◆ Aim
Reproduce every line of the data below verbatim, changing nothing.
----------------------------------------
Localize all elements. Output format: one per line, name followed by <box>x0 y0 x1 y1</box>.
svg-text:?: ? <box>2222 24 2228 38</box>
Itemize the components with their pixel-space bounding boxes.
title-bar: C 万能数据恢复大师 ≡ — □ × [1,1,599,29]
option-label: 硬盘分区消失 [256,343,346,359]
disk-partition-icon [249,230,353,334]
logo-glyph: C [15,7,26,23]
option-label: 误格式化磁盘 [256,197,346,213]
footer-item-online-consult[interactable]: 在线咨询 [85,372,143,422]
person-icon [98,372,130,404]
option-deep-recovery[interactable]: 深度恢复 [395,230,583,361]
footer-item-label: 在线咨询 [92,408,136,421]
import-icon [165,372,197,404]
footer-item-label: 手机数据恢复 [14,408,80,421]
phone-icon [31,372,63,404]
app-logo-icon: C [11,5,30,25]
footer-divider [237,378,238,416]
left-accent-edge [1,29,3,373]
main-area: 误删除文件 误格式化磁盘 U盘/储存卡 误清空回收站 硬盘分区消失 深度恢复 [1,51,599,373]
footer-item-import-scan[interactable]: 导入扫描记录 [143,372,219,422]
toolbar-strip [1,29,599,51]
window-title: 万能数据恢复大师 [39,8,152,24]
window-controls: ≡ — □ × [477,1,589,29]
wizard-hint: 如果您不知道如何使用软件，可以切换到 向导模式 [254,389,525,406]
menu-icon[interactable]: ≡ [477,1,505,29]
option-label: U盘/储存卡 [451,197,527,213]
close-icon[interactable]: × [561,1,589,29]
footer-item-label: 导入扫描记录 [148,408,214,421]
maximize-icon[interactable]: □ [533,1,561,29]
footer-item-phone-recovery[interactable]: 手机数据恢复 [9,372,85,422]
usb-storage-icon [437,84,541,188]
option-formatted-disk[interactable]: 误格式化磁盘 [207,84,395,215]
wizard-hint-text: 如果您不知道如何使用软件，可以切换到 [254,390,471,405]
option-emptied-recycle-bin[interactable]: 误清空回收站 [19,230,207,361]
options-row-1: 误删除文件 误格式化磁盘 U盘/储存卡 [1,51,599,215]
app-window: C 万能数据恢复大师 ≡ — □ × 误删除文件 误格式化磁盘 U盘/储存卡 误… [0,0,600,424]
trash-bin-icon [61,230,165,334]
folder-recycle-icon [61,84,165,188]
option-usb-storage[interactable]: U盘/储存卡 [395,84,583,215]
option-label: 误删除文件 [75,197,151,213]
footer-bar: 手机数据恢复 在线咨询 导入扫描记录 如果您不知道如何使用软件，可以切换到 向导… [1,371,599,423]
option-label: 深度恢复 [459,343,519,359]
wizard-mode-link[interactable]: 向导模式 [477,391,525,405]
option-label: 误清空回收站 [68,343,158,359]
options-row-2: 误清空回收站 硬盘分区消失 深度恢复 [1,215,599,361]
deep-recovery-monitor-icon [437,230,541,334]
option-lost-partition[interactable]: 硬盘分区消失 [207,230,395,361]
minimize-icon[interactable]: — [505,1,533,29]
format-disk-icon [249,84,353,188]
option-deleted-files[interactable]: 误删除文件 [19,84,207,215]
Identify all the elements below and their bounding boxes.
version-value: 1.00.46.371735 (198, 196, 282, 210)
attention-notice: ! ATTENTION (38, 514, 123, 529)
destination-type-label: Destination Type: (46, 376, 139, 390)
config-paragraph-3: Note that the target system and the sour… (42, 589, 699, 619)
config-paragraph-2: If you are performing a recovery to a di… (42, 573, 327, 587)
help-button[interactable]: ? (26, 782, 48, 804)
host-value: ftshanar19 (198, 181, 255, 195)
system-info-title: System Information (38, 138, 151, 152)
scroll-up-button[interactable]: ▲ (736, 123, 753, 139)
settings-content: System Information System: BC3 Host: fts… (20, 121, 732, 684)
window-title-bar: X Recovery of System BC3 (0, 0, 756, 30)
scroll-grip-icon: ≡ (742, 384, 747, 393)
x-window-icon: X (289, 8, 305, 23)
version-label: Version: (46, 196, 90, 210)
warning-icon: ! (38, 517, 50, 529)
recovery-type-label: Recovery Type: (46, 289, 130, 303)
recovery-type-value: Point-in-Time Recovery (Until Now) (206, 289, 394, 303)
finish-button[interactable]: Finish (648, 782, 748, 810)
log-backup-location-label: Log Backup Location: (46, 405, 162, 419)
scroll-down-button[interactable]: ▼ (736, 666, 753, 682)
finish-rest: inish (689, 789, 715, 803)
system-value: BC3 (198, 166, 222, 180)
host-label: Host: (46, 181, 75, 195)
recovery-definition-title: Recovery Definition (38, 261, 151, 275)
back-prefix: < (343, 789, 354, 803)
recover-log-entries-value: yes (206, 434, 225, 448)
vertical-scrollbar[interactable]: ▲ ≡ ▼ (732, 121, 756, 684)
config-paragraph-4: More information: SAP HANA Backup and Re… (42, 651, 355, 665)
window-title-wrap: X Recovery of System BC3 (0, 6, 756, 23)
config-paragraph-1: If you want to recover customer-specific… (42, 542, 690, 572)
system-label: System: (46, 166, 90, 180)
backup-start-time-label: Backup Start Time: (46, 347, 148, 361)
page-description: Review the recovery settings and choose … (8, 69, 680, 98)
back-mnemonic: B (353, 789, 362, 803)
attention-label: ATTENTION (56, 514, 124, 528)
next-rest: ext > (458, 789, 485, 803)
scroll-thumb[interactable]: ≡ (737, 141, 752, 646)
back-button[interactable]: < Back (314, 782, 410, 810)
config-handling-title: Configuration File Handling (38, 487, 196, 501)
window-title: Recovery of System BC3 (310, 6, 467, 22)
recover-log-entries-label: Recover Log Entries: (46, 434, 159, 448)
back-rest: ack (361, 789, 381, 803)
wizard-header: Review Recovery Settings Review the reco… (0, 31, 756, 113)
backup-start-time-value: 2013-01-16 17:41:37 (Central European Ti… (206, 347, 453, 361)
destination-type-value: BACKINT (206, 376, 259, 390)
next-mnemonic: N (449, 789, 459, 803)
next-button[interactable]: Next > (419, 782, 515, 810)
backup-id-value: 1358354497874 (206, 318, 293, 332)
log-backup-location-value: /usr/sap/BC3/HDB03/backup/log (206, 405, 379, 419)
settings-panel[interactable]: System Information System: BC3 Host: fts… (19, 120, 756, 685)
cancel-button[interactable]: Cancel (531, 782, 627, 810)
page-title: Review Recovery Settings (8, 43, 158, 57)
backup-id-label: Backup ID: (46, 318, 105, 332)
----------------------------------------
◆ Final answer
Localize all elements. Output format: one per line, name followed by <box>x0 y0 x1 y1</box>.
svg-text:?: ? <box>2222 24 2228 38</box>
Itemize the components with their pixel-space bounding boxes.
title-bar: C 万能数据恢复大师 ≡ — □ × [1,1,599,29]
option-label: 硬盘分区消失 [256,343,346,359]
disk-partition-icon [249,230,353,334]
logo-glyph: C [15,7,26,23]
option-label: 误格式化磁盘 [256,197,346,213]
footer-item-online-consult[interactable]: 在线咨询 [85,372,143,422]
person-icon [98,372,130,404]
option-deep-recovery[interactable]: 深度恢复 [395,230,583,361]
footer-item-label: 在线咨询 [92,408,136,421]
import-icon [165,372,197,404]
footer-item-label: 手机数据恢复 [14,408,80,421]
phone-icon [31,372,63,404]
app-logo-icon: C [11,5,30,25]
footer-divider [237,378,238,416]
left-accent-edge [1,29,3,373]
main-area: 误删除文件 误格式化磁盘 U盘/储存卡 误清空回收站 硬盘分区消失 深度恢复 [1,51,599,373]
footer-item-import-scan[interactable]: 导入扫描记录 [143,372,219,422]
toolbar-strip [1,29,599,51]
window-title: 万能数据恢复大师 [39,8,152,24]
window-controls: ≡ — □ × [477,1,589,29]
wizard-hint: 如果您不知道如何使用软件，可以切换到 向导模式 [254,389,525,406]
menu-icon[interactable]: ≡ [477,1,505,29]
option-label: U盘/储存卡 [451,197,527,213]
close-icon[interactable]: × [561,1,589,29]
footer-item-label: 导入扫描记录 [148,408,214,421]
maximize-icon[interactable]: □ [533,1,561,29]
footer-item-phone-recovery[interactable]: 手机数据恢复 [9,372,85,422]
usb-storage-icon [437,84,541,188]
option-formatted-disk[interactable]: 误格式化磁盘 [207,84,395,215]
wizard-hint-text: 如果您不知道如何使用软件，可以切换到 [254,390,471,405]
option-emptied-recycle-bin[interactable]: 误清空回收站 [19,230,207,361]
options-row-1: 误删除文件 误格式化磁盘 U盘/储存卡 [1,51,599,215]
app-window: C 万能数据恢复大师 ≡ — □ × 误删除文件 误格式化磁盘 U盘/储存卡 误… [0,0,600,424]
trash-bin-icon [61,230,165,334]
folder-recycle-icon [61,84,165,188]
option-usb-storage[interactable]: U盘/储存卡 [395,84,583,215]
option-label: 误删除文件 [75,197,151,213]
footer-bar: 手机数据恢复 在线咨询 导入扫描记录 如果您不知道如何使用软件，可以切换到 向导… [1,371,599,423]
option-label: 深度恢复 [459,343,519,359]
wizard-mode-link[interactable]: 向导模式 [477,391,525,405]
option-label: 误清空回收站 [68,343,158,359]
options-row-2: 误清空回收站 硬盘分区消失 深度恢复 [1,215,599,361]
deep-recovery-monitor-icon [437,230,541,334]
option-lost-partition[interactable]: 硬盘分区消失 [207,230,395,361]
minimize-icon[interactable]: — [505,1,533,29]
format-disk-icon [249,84,353,188]
option-deleted-files[interactable]: 误删除文件 [19,84,207,215]
Identify all the elements below and their bounding boxes.
version-value: 1.00.46.371735 (198, 196, 282, 210)
attention-notice: ! ATTENTION (38, 514, 123, 529)
destination-type-label: Destination Type: (46, 376, 139, 390)
config-paragraph-3: Note that the target system and the sour… (42, 589, 699, 619)
config-paragraph-2: If you are performing a recovery to a di… (42, 573, 327, 587)
help-button[interactable]: ? (26, 782, 48, 804)
host-value: ftshanar19 (198, 181, 255, 195)
system-info-title: System Information (38, 138, 151, 152)
scroll-up-button[interactable]: ▲ (736, 123, 753, 139)
settings-content: System Information System: BC3 Host: fts… (20, 121, 732, 684)
window-title-bar: X Recovery of System BC3 (0, 0, 756, 30)
scroll-grip-icon: ≡ (742, 384, 747, 393)
x-window-icon: X (289, 8, 305, 23)
version-label: Version: (46, 196, 90, 210)
warning-icon: ! (38, 517, 50, 529)
recovery-type-label: Recovery Type: (46, 289, 130, 303)
recovery-type-value: Point-in-Time Recovery (Until Now) (206, 289, 394, 303)
finish-button[interactable]: Finish (648, 782, 748, 810)
log-backup-location-label: Log Backup Location: (46, 405, 162, 419)
scroll-down-button[interactable]: ▼ (736, 666, 753, 682)
finish-rest: inish (689, 789, 715, 803)
system-value: BC3 (198, 166, 222, 180)
host-label: Host: (46, 181, 75, 195)
recovery-definition-title: Recovery Definition (38, 261, 151, 275)
back-prefix: < (343, 789, 354, 803)
recover-log-entries-value: yes (206, 434, 225, 448)
vertical-scrollbar[interactable]: ▲ ≡ ▼ (732, 121, 756, 684)
config-paragraph-4: More information: SAP HANA Backup and Re… (42, 651, 355, 665)
window-title-wrap: X Recovery of System BC3 (0, 6, 756, 23)
config-paragraph-1: If you want to recover customer-specific… (42, 542, 690, 572)
system-label: System: (46, 166, 90, 180)
backup-start-time-label: Backup Start Time: (46, 347, 148, 361)
page-description: Review the recovery settings and choose … (8, 69, 680, 98)
back-mnemonic: B (353, 789, 362, 803)
attention-label: ATTENTION (56, 514, 124, 528)
next-rest: ext > (458, 789, 485, 803)
scroll-thumb[interactable]: ≡ (737, 141, 752, 646)
back-button[interactable]: < Back (314, 782, 410, 810)
config-handling-title: Configuration File Handling (38, 487, 196, 501)
window-title: Recovery of System BC3 (310, 6, 467, 22)
recover-log-entries-label: Recover Log Entries: (46, 434, 159, 448)
back-rest: ack (361, 789, 381, 803)
wizard-header: Review Recovery Settings Review the reco… (0, 31, 756, 113)
backup-start-time-value: 2013-01-16 17:41:37 (Central European Ti… (206, 347, 453, 361)
destination-type-value: BACKINT (206, 376, 259, 390)
next-mnemonic: N (449, 789, 459, 803)
next-button[interactable]: Next > (419, 782, 515, 810)
backup-id-value: 1358354497874 (206, 318, 293, 332)
log-backup-location-value: /usr/sap/BC3/HDB03/backup/log (206, 405, 379, 419)
settings-panel[interactable]: System Information System: BC3 Host: fts… (19, 120, 756, 685)
cancel-button[interactable]: Cancel (531, 782, 627, 810)
page-title: Review Recovery Settings (8, 43, 158, 57)
backup-id-label: Backup ID: (46, 318, 105, 332)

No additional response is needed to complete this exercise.